What you have to do:
Copy every line that mentions the word "Tegumai".

___

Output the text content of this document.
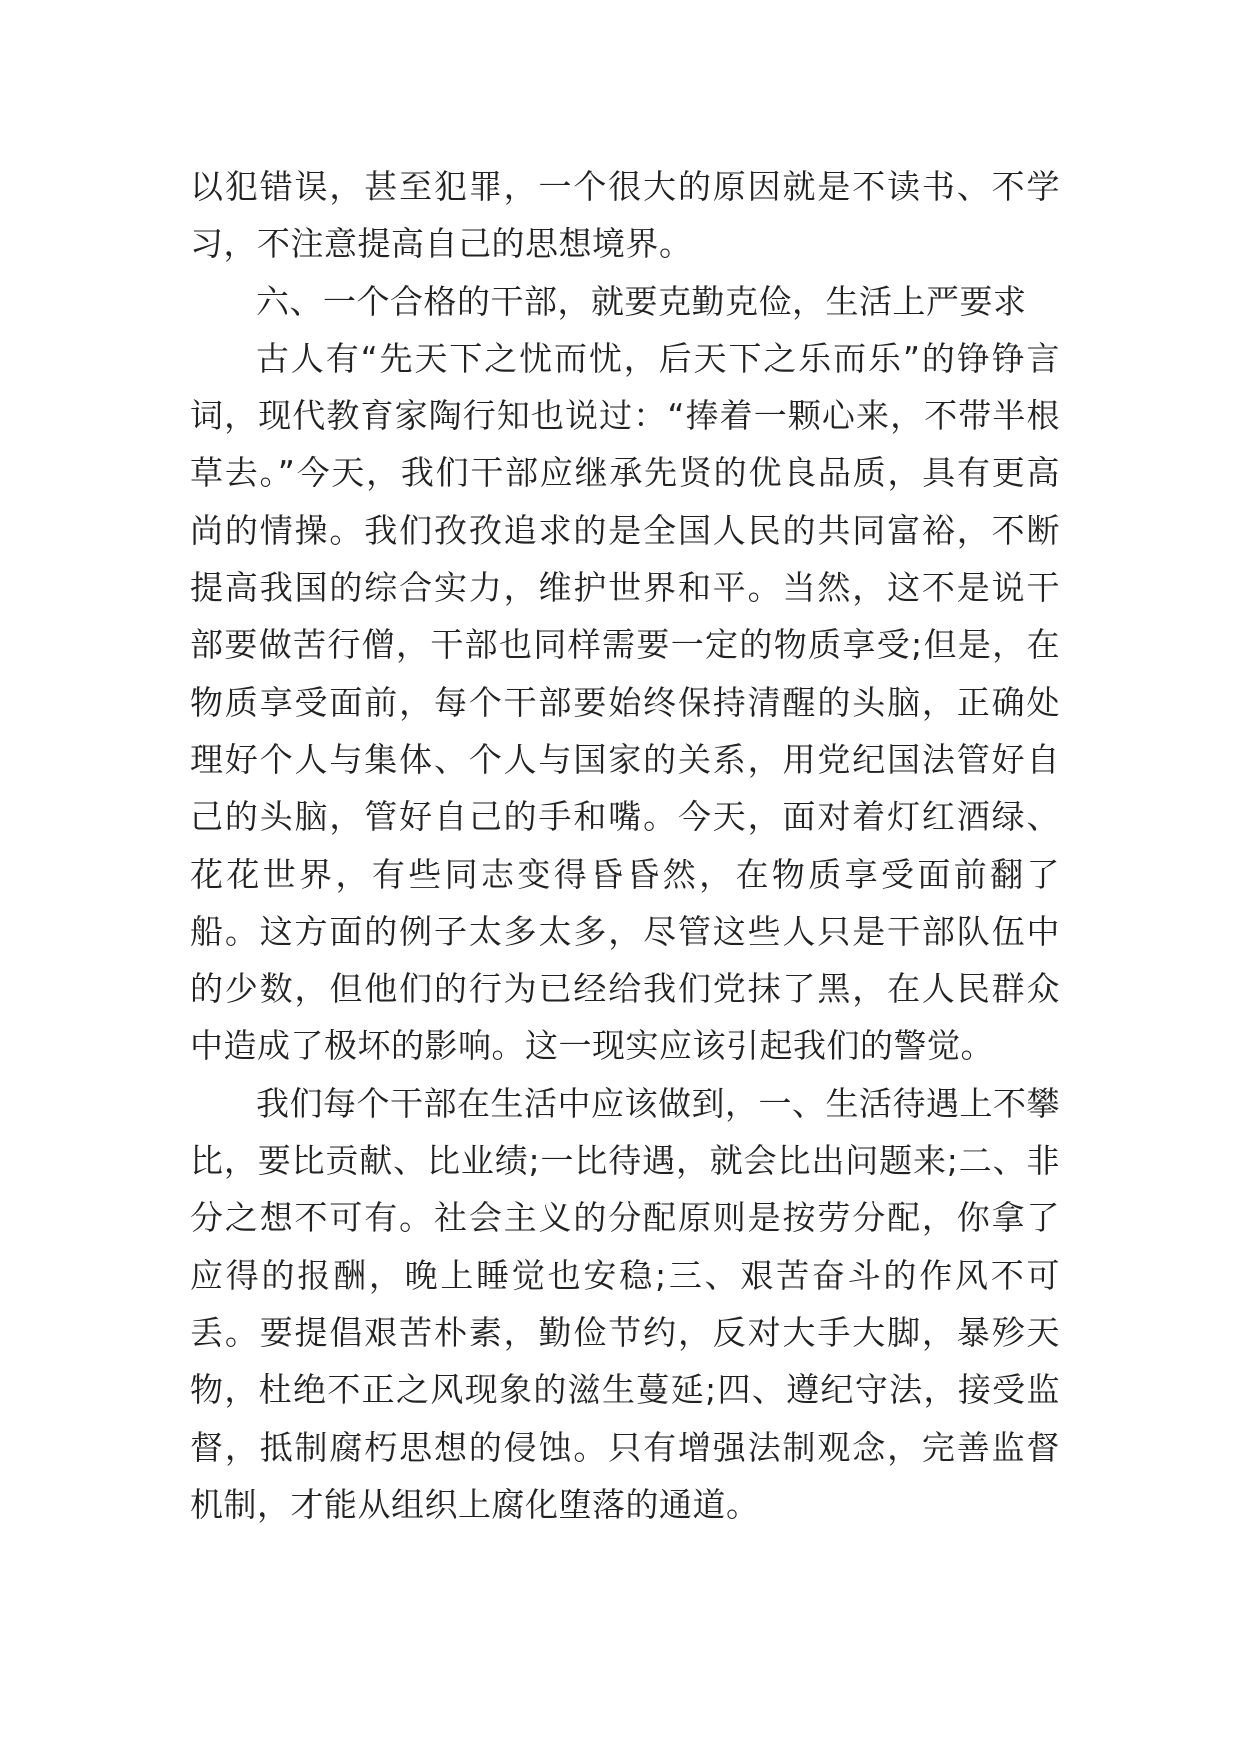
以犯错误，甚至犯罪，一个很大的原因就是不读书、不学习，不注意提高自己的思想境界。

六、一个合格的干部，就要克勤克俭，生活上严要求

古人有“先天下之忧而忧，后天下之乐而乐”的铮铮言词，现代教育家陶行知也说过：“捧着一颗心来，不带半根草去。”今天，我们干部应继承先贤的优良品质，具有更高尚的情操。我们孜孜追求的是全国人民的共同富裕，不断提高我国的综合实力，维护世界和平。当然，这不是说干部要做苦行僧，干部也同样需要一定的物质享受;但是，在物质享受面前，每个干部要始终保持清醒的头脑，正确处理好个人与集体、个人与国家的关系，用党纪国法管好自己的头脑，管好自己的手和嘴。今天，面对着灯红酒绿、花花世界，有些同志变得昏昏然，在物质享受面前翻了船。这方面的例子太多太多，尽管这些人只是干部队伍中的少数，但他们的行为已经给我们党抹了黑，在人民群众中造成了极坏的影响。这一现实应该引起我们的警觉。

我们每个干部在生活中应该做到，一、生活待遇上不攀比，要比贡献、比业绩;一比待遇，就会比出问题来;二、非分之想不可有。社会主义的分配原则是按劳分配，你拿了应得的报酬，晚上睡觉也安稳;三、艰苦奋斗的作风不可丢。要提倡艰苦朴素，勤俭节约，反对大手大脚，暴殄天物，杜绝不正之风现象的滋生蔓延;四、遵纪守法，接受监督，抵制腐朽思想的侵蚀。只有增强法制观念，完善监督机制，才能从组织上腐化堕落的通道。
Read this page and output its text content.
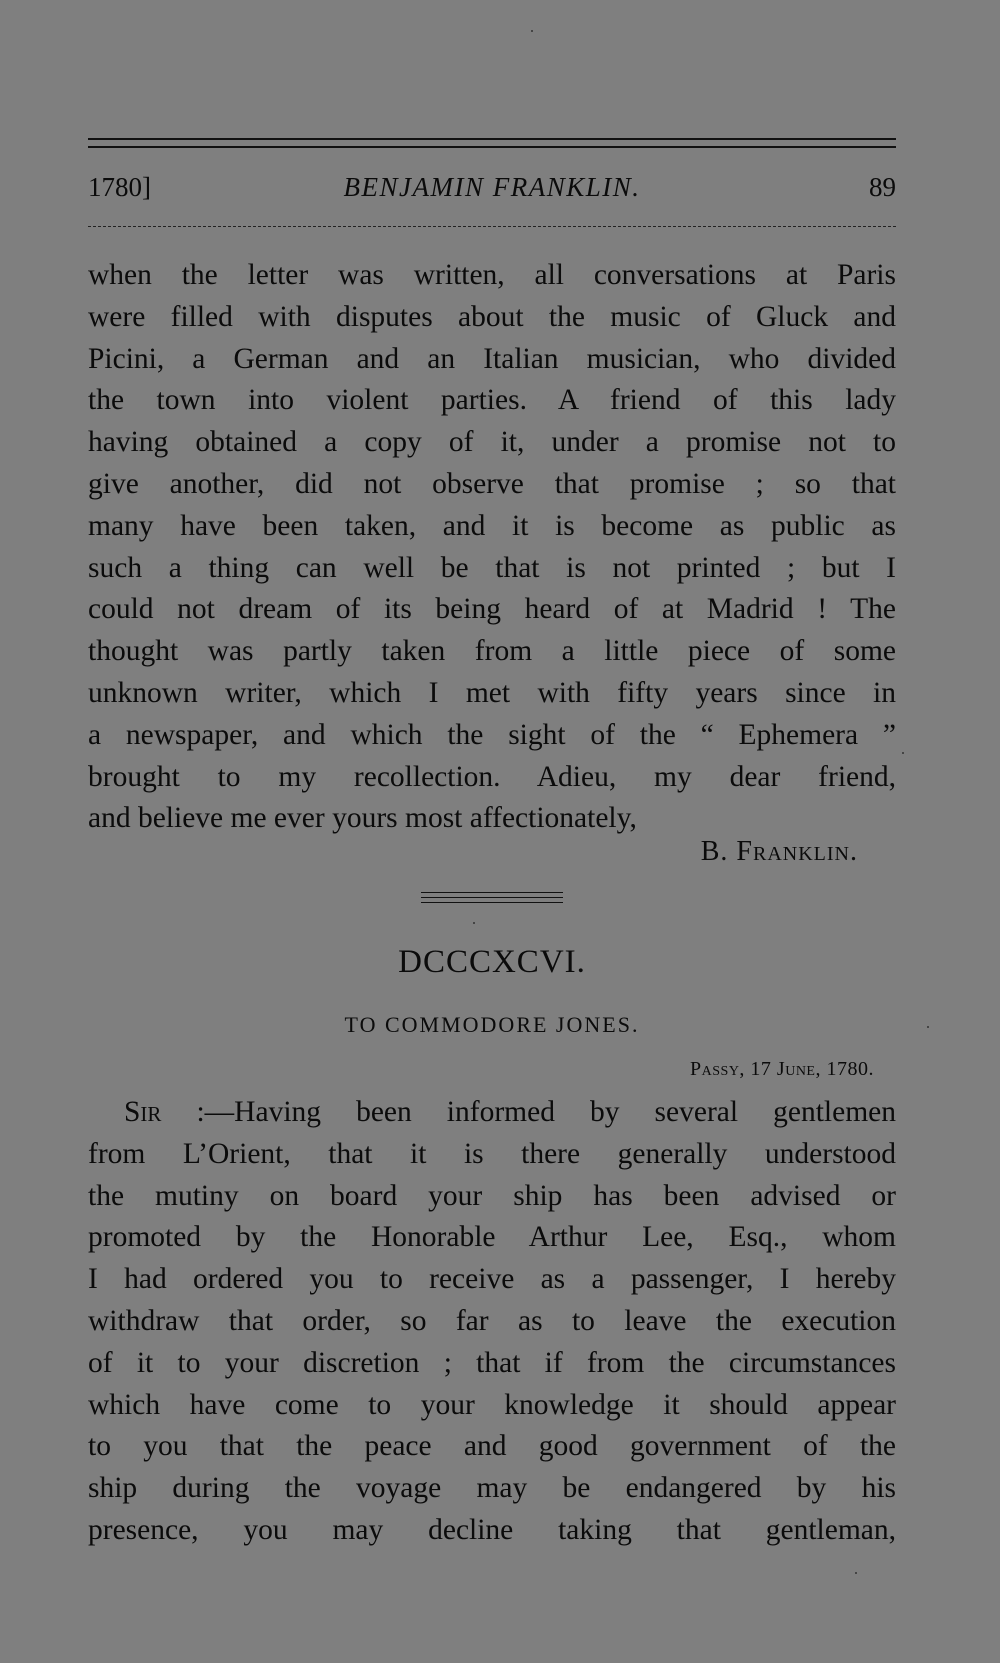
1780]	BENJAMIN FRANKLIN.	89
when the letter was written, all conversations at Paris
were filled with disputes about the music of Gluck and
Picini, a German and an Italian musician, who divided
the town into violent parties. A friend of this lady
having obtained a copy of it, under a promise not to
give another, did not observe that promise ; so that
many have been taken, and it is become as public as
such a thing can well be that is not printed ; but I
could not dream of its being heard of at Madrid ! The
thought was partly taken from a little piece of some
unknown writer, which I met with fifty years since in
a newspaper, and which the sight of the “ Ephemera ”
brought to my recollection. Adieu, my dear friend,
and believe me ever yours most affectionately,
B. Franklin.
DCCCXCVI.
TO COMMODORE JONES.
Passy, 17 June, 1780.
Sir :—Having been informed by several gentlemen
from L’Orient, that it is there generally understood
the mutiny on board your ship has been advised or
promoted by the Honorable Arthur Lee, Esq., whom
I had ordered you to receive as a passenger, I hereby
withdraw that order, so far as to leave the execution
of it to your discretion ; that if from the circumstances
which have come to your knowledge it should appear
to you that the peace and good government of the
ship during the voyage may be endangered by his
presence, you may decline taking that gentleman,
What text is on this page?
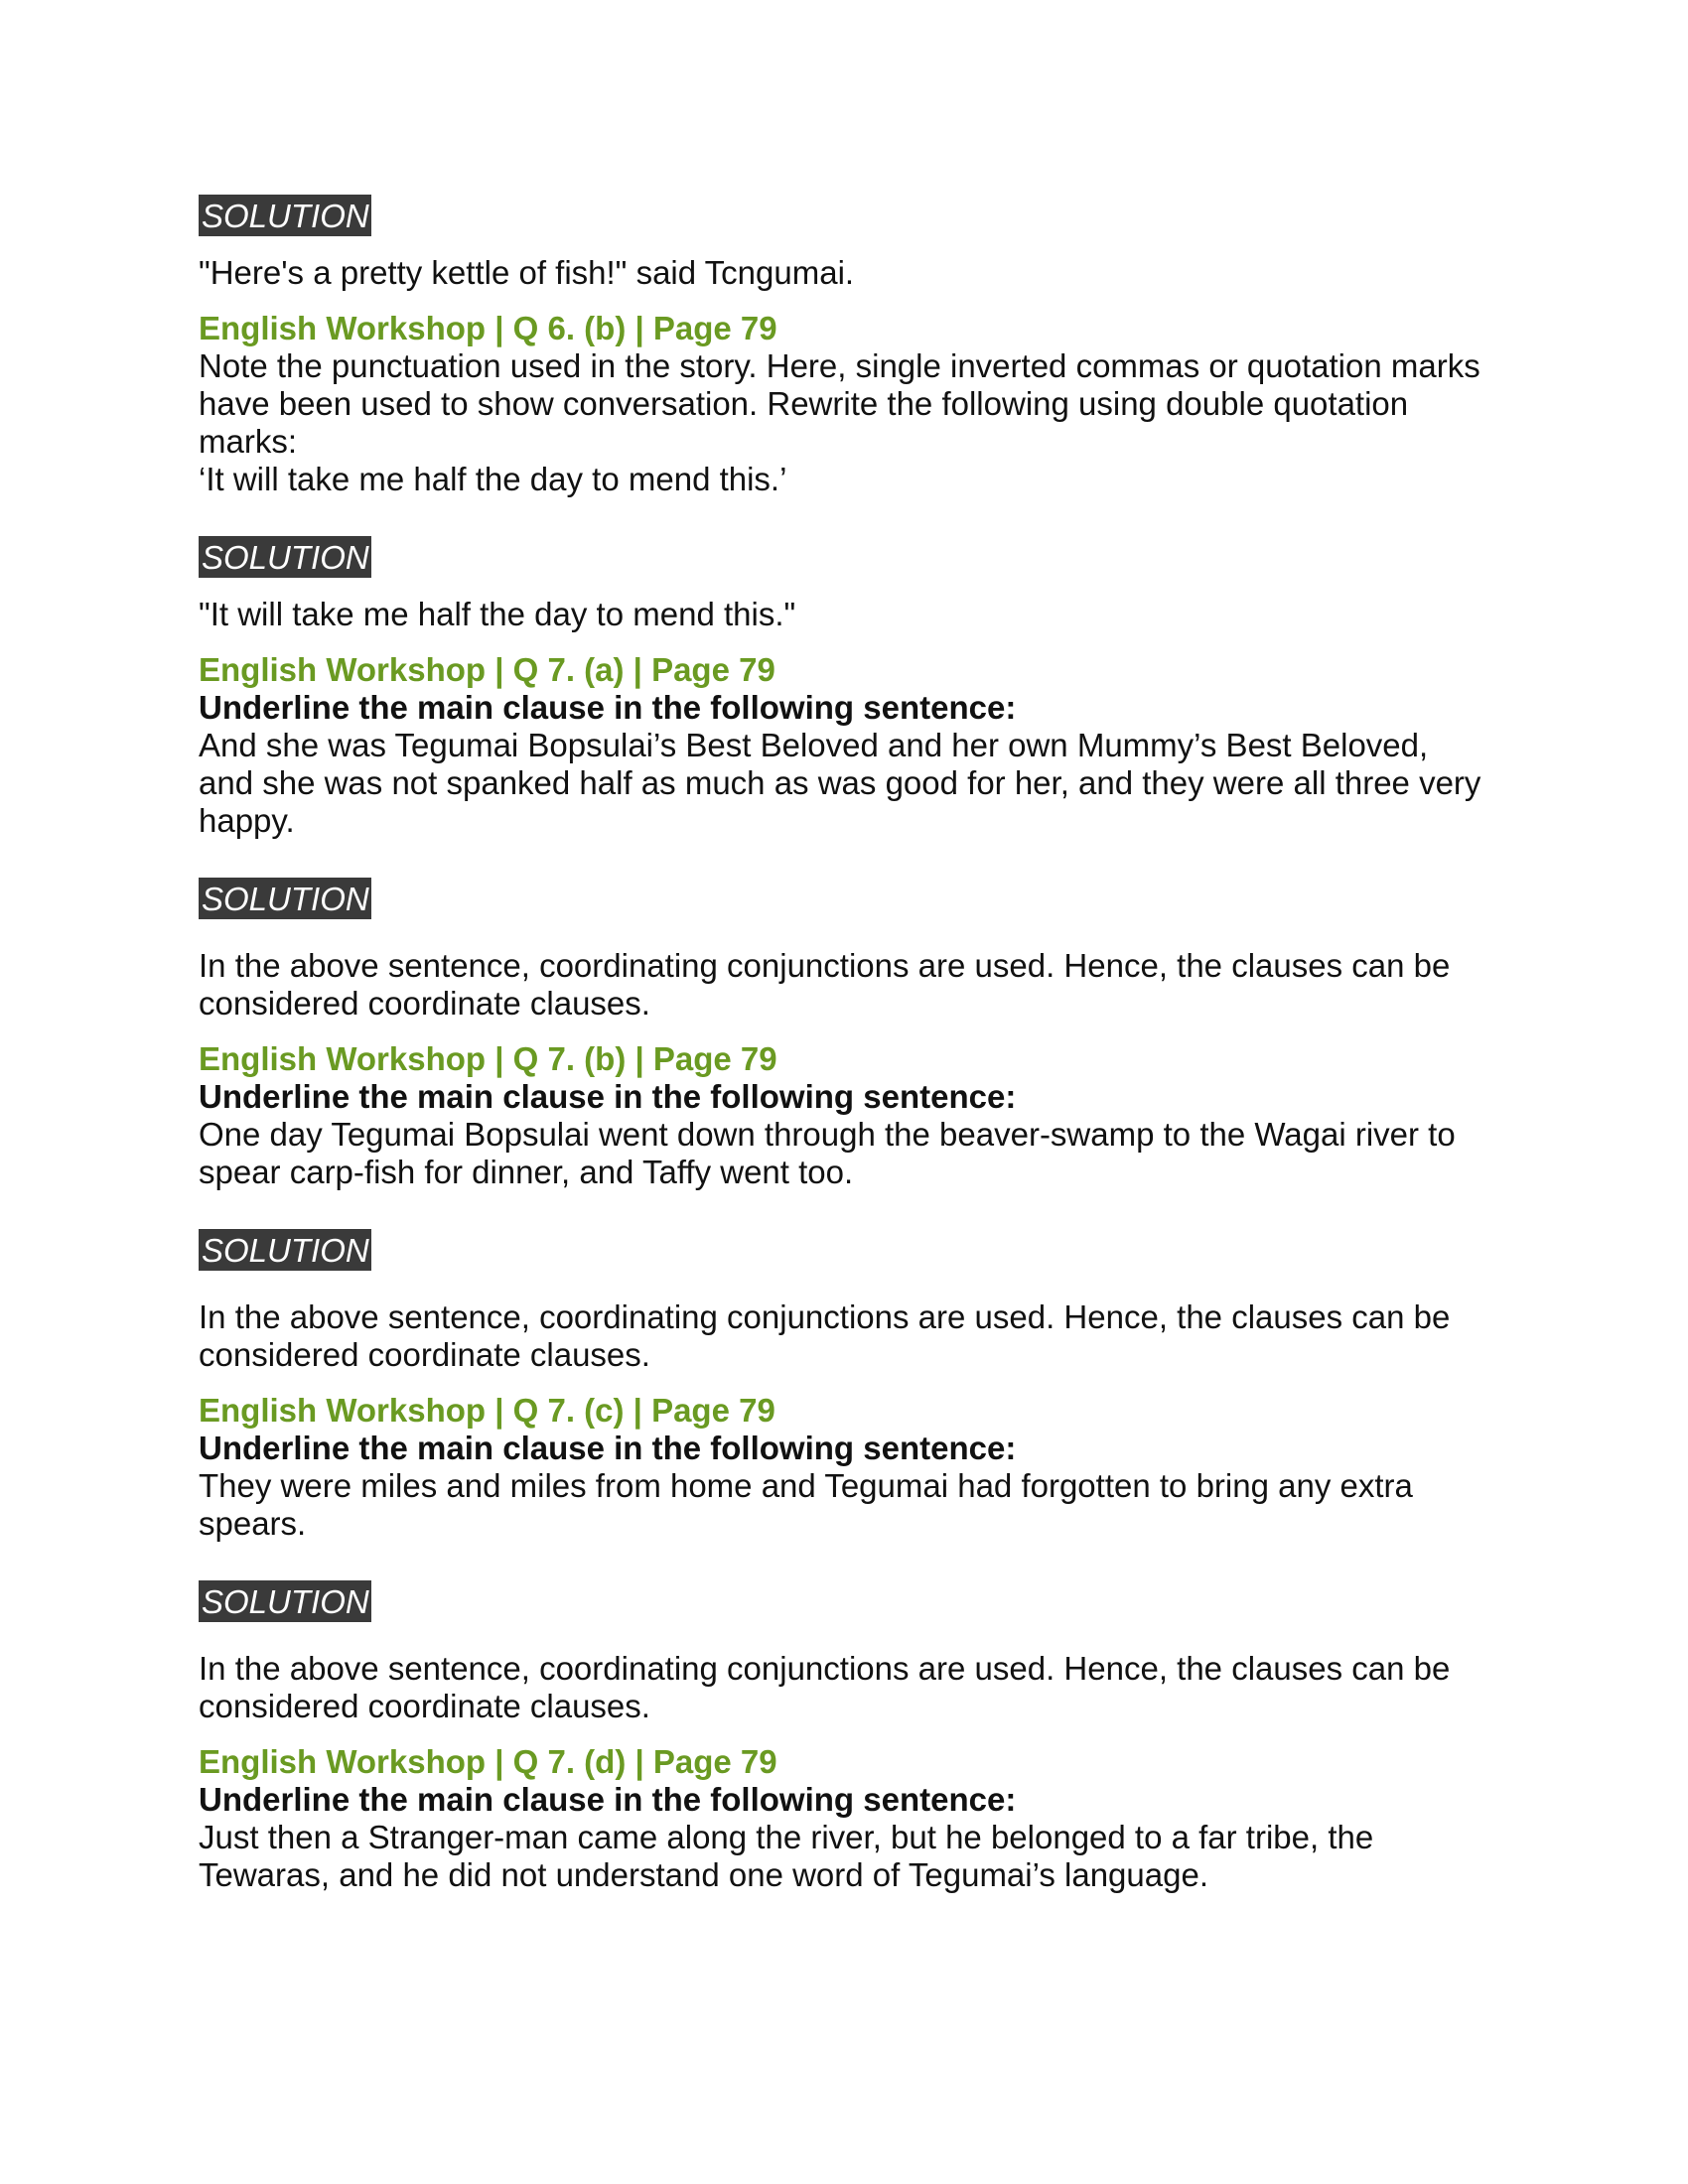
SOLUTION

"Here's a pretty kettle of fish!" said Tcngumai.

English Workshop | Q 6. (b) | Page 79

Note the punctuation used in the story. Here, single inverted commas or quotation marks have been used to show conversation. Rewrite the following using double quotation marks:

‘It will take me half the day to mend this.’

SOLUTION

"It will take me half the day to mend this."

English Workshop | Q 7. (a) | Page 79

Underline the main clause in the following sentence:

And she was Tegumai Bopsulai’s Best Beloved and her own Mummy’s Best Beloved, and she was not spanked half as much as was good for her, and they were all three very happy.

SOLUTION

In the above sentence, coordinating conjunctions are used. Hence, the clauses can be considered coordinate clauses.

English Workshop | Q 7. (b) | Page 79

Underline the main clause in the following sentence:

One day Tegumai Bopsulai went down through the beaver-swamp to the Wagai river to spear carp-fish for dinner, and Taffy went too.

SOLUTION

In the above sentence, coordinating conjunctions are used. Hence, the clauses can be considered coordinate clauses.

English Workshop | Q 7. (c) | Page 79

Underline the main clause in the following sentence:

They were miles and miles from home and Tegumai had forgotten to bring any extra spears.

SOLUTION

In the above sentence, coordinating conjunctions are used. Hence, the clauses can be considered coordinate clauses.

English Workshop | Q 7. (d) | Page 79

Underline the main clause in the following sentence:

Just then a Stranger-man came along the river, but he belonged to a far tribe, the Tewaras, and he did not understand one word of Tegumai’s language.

___

Answer:
And she was Tegumai Bopsulai’s Best Beloved and her own Mummy’s Best Beloved, and she was not spanked half as much as was good for her, and they were all three very happy.
One day Tegumai Bopsulai went down through the beaver-swamp to the Wagai river to spear carp-fish for dinner, and Taffy went too.
They were miles and miles from home and Tegumai had forgotten to bring any extra spears.
Just then a Stranger-man came along the river, but he belonged to a far tribe, the Tewaras, and he did not understand one word of Tegumai’s language.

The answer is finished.